### DATASET EXTRACT ###

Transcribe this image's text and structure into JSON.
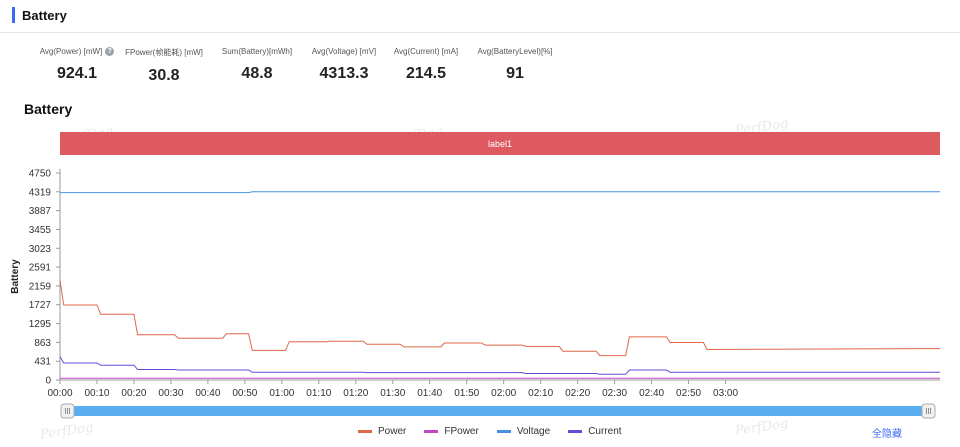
{
  "header": {
    "title": "Battery"
  },
  "stats": [
    {
      "label": "Avg(Power) [mW]",
      "value": "924.1",
      "help": true
    },
    {
      "label": "FPower(帧能耗) [mW]",
      "value": "30.8"
    },
    {
      "label": "Sum(Battery)[mWh]",
      "value": "48.8"
    },
    {
      "label": "Avg(Voltage) [mV]",
      "value": "4313.3"
    },
    {
      "label": "Avg(Current) [mA]",
      "value": "214.5"
    },
    {
      "label": "Avg(BatteryLevel)[%]",
      "value": "91"
    }
  ],
  "watermark": "PerfDog",
  "hide_all_label": "全隐藏",
  "chart_data": {
    "type": "line",
    "title": "Battery",
    "ylabel": "Battery",
    "xlabel": "",
    "ylim": [
      0,
      4750
    ],
    "yticks": [
      0,
      431,
      863,
      1295,
      1727,
      2159,
      2591,
      3023,
      3455,
      3887,
      4319,
      4750
    ],
    "x_unit_seconds": true,
    "xlim_seconds": [
      0,
      238
    ],
    "xticks": [
      "00:00",
      "00:10",
      "00:20",
      "00:30",
      "00:40",
      "00:50",
      "01:00",
      "01:10",
      "01:20",
      "01:30",
      "01:40",
      "01:50",
      "02:00",
      "02:10",
      "02:20",
      "02:30",
      "02:40",
      "02:50",
      "03:00"
    ],
    "label_band": "label1",
    "grid": false,
    "legend": "bottom",
    "series": [
      {
        "name": "Power",
        "color": "#e0674a",
        "points": [
          [
            0,
            2290
          ],
          [
            1,
            1720
          ],
          [
            10,
            1720
          ],
          [
            11,
            1510
          ],
          [
            20,
            1510
          ],
          [
            21,
            1040
          ],
          [
            31,
            1040
          ],
          [
            32,
            960
          ],
          [
            44,
            960
          ],
          [
            45,
            1060
          ],
          [
            51,
            1060
          ],
          [
            52,
            680
          ],
          [
            61,
            680
          ],
          [
            62,
            880
          ],
          [
            72,
            880
          ],
          [
            73,
            890
          ],
          [
            82,
            890
          ],
          [
            83,
            820
          ],
          [
            92,
            820
          ],
          [
            93,
            760
          ],
          [
            103,
            760
          ],
          [
            104,
            850
          ],
          [
            114,
            850
          ],
          [
            115,
            800
          ],
          [
            125,
            800
          ],
          [
            126,
            770
          ],
          [
            135,
            770
          ],
          [
            136,
            660
          ],
          [
            145,
            660
          ],
          [
            146,
            560
          ],
          [
            153,
            560
          ],
          [
            154,
            990
          ],
          [
            164,
            990
          ],
          [
            165,
            860
          ],
          [
            174,
            860
          ],
          [
            175,
            700
          ],
          [
            238,
            720
          ]
        ]
      },
      {
        "name": "FPower",
        "color": "#c147c9",
        "points": [
          [
            0,
            40
          ],
          [
            238,
            40
          ]
        ]
      },
      {
        "name": "Voltage",
        "color": "#4a90e2",
        "points": [
          [
            0,
            4300
          ],
          [
            51,
            4300
          ],
          [
            52,
            4318
          ],
          [
            238,
            4318
          ]
        ]
      },
      {
        "name": "Current",
        "color": "#6a4ad8",
        "points": [
          [
            0,
            540
          ],
          [
            1,
            390
          ],
          [
            10,
            390
          ],
          [
            11,
            340
          ],
          [
            20,
            340
          ],
          [
            21,
            240
          ],
          [
            31,
            240
          ],
          [
            32,
            230
          ],
          [
            51,
            230
          ],
          [
            52,
            180
          ],
          [
            82,
            180
          ],
          [
            83,
            170
          ],
          [
            125,
            170
          ],
          [
            126,
            150
          ],
          [
            145,
            150
          ],
          [
            146,
            130
          ],
          [
            153,
            130
          ],
          [
            154,
            230
          ],
          [
            164,
            230
          ],
          [
            165,
            180
          ],
          [
            238,
            180
          ]
        ]
      }
    ]
  }
}
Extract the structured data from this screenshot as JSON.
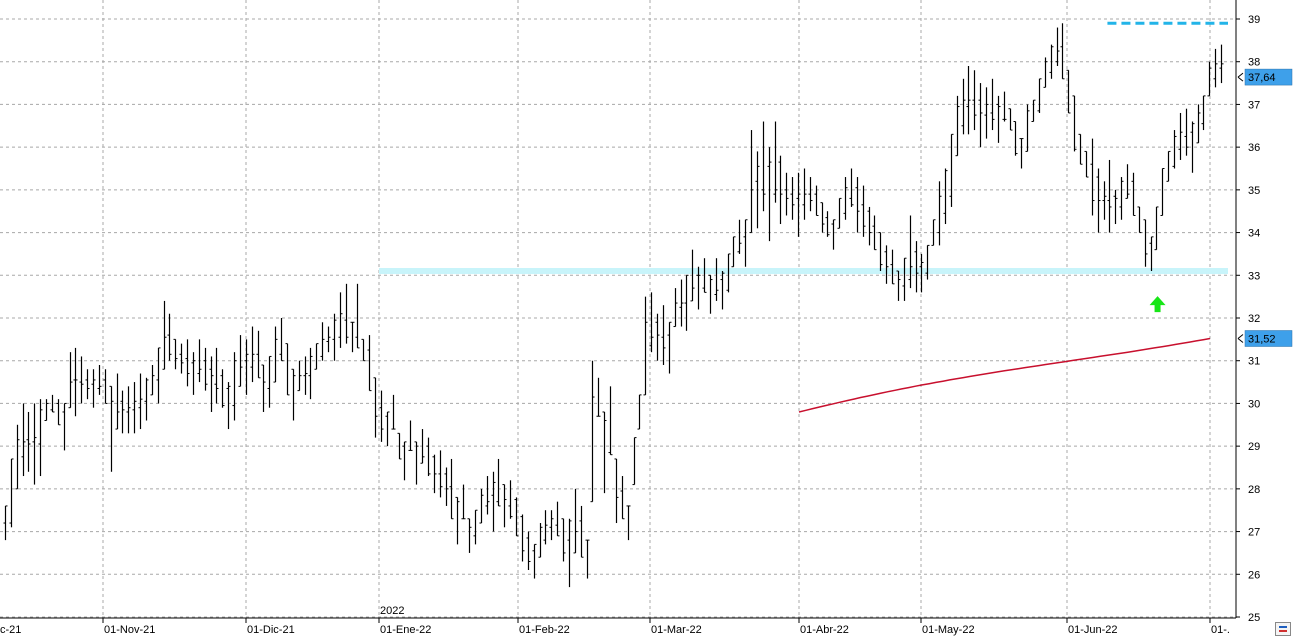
{
  "chart_data": {
    "type": "ohlc",
    "title": "",
    "xlabel": "",
    "ylabel": "",
    "ylim": [
      25,
      39
    ],
    "y_ticks": [
      25,
      26,
      27,
      28,
      29,
      30,
      31,
      32,
      33,
      34,
      35,
      36,
      37,
      38,
      39
    ],
    "x_date_ticks": [
      "c-21",
      "01-Nov-21",
      "01-Dic-21",
      "01-Ene-22",
      "01-Feb-22",
      "01-Mar-22",
      "01-Abr-22",
      "01-May-22",
      "01-Jun-22",
      "01-."
    ],
    "year_marker": "2022",
    "grid": true,
    "last_price": "37,64",
    "ma_price": "31,52",
    "support_level": 33.1,
    "resistance_level": 38.9,
    "ma_start": {
      "date": "2022-04-01",
      "value": 29.8
    },
    "ma_end": {
      "date": "2022-07-01",
      "value": 31.52
    },
    "signal_arrow": {
      "date": "2022-06-20",
      "value": 32.3,
      "direction": "up"
    },
    "colors": {
      "bars": "#000000",
      "support_band": "#c8f4fa",
      "resistance_line": "#22b4e8",
      "moving_average": "#c8102e",
      "signal_arrow": "#17e617",
      "price_tag": "#3ea0ea",
      "grid": "#a8a8a8"
    },
    "series": [
      {
        "type": "ohlc-bars",
        "bars": [
          [
            26.8,
            27.6
          ],
          [
            27.1,
            28.7
          ],
          [
            28.0,
            29.5
          ],
          [
            28.3,
            30.0
          ],
          [
            28.4,
            29.8
          ],
          [
            28.1,
            30.0
          ],
          [
            28.3,
            30.1
          ],
          [
            29.6,
            30.1
          ],
          [
            29.8,
            30.2
          ],
          [
            29.5,
            30.1
          ],
          [
            28.9,
            30.0
          ],
          [
            29.9,
            31.2
          ],
          [
            29.7,
            31.3
          ],
          [
            30.0,
            31.1
          ],
          [
            30.1,
            30.8
          ],
          [
            29.9,
            30.8
          ],
          [
            30.2,
            30.9
          ],
          [
            30.0,
            30.8
          ],
          [
            28.4,
            30.4
          ],
          [
            29.4,
            30.7
          ],
          [
            29.3,
            30.3
          ],
          [
            29.3,
            30.4
          ],
          [
            29.3,
            30.5
          ],
          [
            29.4,
            30.7
          ],
          [
            29.6,
            30.6
          ],
          [
            30.2,
            30.9
          ],
          [
            30.0,
            31.3
          ],
          [
            30.8,
            32.4
          ],
          [
            31.0,
            32.1
          ],
          [
            30.8,
            31.5
          ],
          [
            30.7,
            31.4
          ],
          [
            30.4,
            31.5
          ],
          [
            30.2,
            31.2
          ],
          [
            30.5,
            31.5
          ],
          [
            30.3,
            31.3
          ],
          [
            29.8,
            31.1
          ],
          [
            30.0,
            31.3
          ],
          [
            29.9,
            30.8
          ],
          [
            29.4,
            30.5
          ],
          [
            29.6,
            31.2
          ],
          [
            30.4,
            31.6
          ],
          [
            30.2,
            31.5
          ],
          [
            30.5,
            31.8
          ],
          [
            30.6,
            31.7
          ],
          [
            29.8,
            30.9
          ],
          [
            29.9,
            31.1
          ],
          [
            30.5,
            31.8
          ],
          [
            31.0,
            32.0
          ],
          [
            30.2,
            31.4
          ],
          [
            29.6,
            30.8
          ],
          [
            30.3,
            31.0
          ],
          [
            30.2,
            31.1
          ],
          [
            30.1,
            31.3
          ],
          [
            30.8,
            31.4
          ],
          [
            31.0,
            31.9
          ],
          [
            31.2,
            31.8
          ],
          [
            31.0,
            32.1
          ],
          [
            31.3,
            32.6
          ],
          [
            31.4,
            32.8
          ],
          [
            31.2,
            31.9
          ],
          [
            31.3,
            32.8
          ],
          [
            31.0,
            31.5
          ],
          [
            30.3,
            31.6
          ],
          [
            29.2,
            30.6
          ],
          [
            29.1,
            30.3
          ],
          [
            29.0,
            29.8
          ],
          [
            29.4,
            30.2
          ],
          [
            28.7,
            29.3
          ],
          [
            28.2,
            29.1
          ],
          [
            28.9,
            29.6
          ],
          [
            28.1,
            29.1
          ],
          [
            28.6,
            29.4
          ],
          [
            28.3,
            29.2
          ],
          [
            27.9,
            28.8
          ],
          [
            27.8,
            28.9
          ],
          [
            27.6,
            28.5
          ],
          [
            27.3,
            28.7
          ],
          [
            26.7,
            27.8
          ],
          [
            27.3,
            28.1
          ],
          [
            26.5,
            27.3
          ],
          [
            26.7,
            27.5
          ],
          [
            27.2,
            28.0
          ],
          [
            27.4,
            28.3
          ],
          [
            27.0,
            28.4
          ],
          [
            27.6,
            28.7
          ],
          [
            27.1,
            28.1
          ],
          [
            27.3,
            28.2
          ],
          [
            26.9,
            27.8
          ],
          [
            26.3,
            27.4
          ],
          [
            26.1,
            27.0
          ],
          [
            25.9,
            26.7
          ],
          [
            26.4,
            27.2
          ],
          [
            26.7,
            27.5
          ],
          [
            26.8,
            27.5
          ],
          [
            26.9,
            27.7
          ],
          [
            26.3,
            27.3
          ],
          [
            25.7,
            27.3
          ],
          [
            26.5,
            28.0
          ],
          [
            26.4,
            27.6
          ],
          [
            25.9,
            26.8
          ],
          [
            27.7,
            31.0
          ],
          [
            29.7,
            30.6
          ],
          [
            27.9,
            29.8
          ],
          [
            28.8,
            30.4
          ],
          [
            27.2,
            28.7
          ],
          [
            27.3,
            28.3
          ],
          [
            26.8,
            27.6
          ],
          [
            28.1,
            29.2
          ],
          [
            29.4,
            30.2
          ],
          [
            30.2,
            32.5
          ],
          [
            31.2,
            32.6
          ],
          [
            31.0,
            32.1
          ],
          [
            30.9,
            32.3
          ],
          [
            30.7,
            31.9
          ],
          [
            31.8,
            32.7
          ],
          [
            31.8,
            32.9
          ],
          [
            31.7,
            33.0
          ],
          [
            32.4,
            33.6
          ],
          [
            32.2,
            33.2
          ],
          [
            32.6,
            33.4
          ],
          [
            32.1,
            33.0
          ],
          [
            32.4,
            33.4
          ],
          [
            32.2,
            33.1
          ],
          [
            32.6,
            33.5
          ],
          [
            33.2,
            33.9
          ],
          [
            33.5,
            34.3
          ],
          [
            33.2,
            34.3
          ],
          [
            34.0,
            36.4
          ],
          [
            34.1,
            35.9
          ],
          [
            34.5,
            36.6
          ],
          [
            33.8,
            36.0
          ],
          [
            34.7,
            36.6
          ],
          [
            34.2,
            35.8
          ],
          [
            34.4,
            35.4
          ],
          [
            34.3,
            35.3
          ],
          [
            33.9,
            35.4
          ],
          [
            34.3,
            35.5
          ],
          [
            34.5,
            35.3
          ],
          [
            34.4,
            35.1
          ],
          [
            34.0,
            34.7
          ],
          [
            33.9,
            34.5
          ],
          [
            33.6,
            34.3
          ],
          [
            34.1,
            34.8
          ],
          [
            34.3,
            35.3
          ],
          [
            34.6,
            35.5
          ],
          [
            34.0,
            35.3
          ],
          [
            33.9,
            35.1
          ],
          [
            33.7,
            34.6
          ],
          [
            33.6,
            34.4
          ],
          [
            33.1,
            34.0
          ],
          [
            32.8,
            33.7
          ],
          [
            32.8,
            33.6
          ],
          [
            32.4,
            33.1
          ],
          [
            32.4,
            33.4
          ],
          [
            32.7,
            34.4
          ],
          [
            32.6,
            33.8
          ],
          [
            32.6,
            33.5
          ],
          [
            32.9,
            33.7
          ],
          [
            33.7,
            34.3
          ],
          [
            33.7,
            35.2
          ],
          [
            34.2,
            35.5
          ],
          [
            34.6,
            36.3
          ],
          [
            35.8,
            37.2
          ],
          [
            36.3,
            37.6
          ],
          [
            36.3,
            37.9
          ],
          [
            36.4,
            37.8
          ],
          [
            36.0,
            37.5
          ],
          [
            36.2,
            37.4
          ],
          [
            36.4,
            37.6
          ],
          [
            36.1,
            37.2
          ],
          [
            36.6,
            37.3
          ],
          [
            36.4,
            36.9
          ],
          [
            35.8,
            36.6
          ],
          [
            35.5,
            36.2
          ],
          [
            35.9,
            37.0
          ],
          [
            36.6,
            37.1
          ],
          [
            36.8,
            37.6
          ],
          [
            37.4,
            38.1
          ],
          [
            37.6,
            38.4
          ],
          [
            37.9,
            38.8
          ],
          [
            37.6,
            38.9
          ],
          [
            36.8,
            37.8
          ],
          [
            35.9,
            37.2
          ],
          [
            35.6,
            36.3
          ],
          [
            35.3,
            35.9
          ],
          [
            34.4,
            36.2
          ],
          [
            34.0,
            35.5
          ],
          [
            34.3,
            35.2
          ],
          [
            34.0,
            35.7
          ],
          [
            34.2,
            35.0
          ],
          [
            34.3,
            35.3
          ],
          [
            34.8,
            35.6
          ],
          [
            34.4,
            35.4
          ],
          [
            34.0,
            34.6
          ],
          [
            33.2,
            34.3
          ],
          [
            33.1,
            33.9
          ],
          [
            33.6,
            34.6
          ],
          [
            34.4,
            35.5
          ],
          [
            35.2,
            35.9
          ],
          [
            35.5,
            36.4
          ],
          [
            35.7,
            36.8
          ],
          [
            35.8,
            36.9
          ],
          [
            35.4,
            36.6
          ],
          [
            36.1,
            37.0
          ],
          [
            36.4,
            37.2
          ],
          [
            37.2,
            38.0
          ],
          [
            37.4,
            38.3
          ],
          [
            37.5,
            38.4
          ]
        ]
      }
    ]
  }
}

###

### TASK STATEMENT
Which lines contain "JSON"? Show each of them.

### RESPONSE FOR THIS EXERCISE
Transcribe this image's text and structure into JSON.
Extract the structured data from this screenshot as JSON.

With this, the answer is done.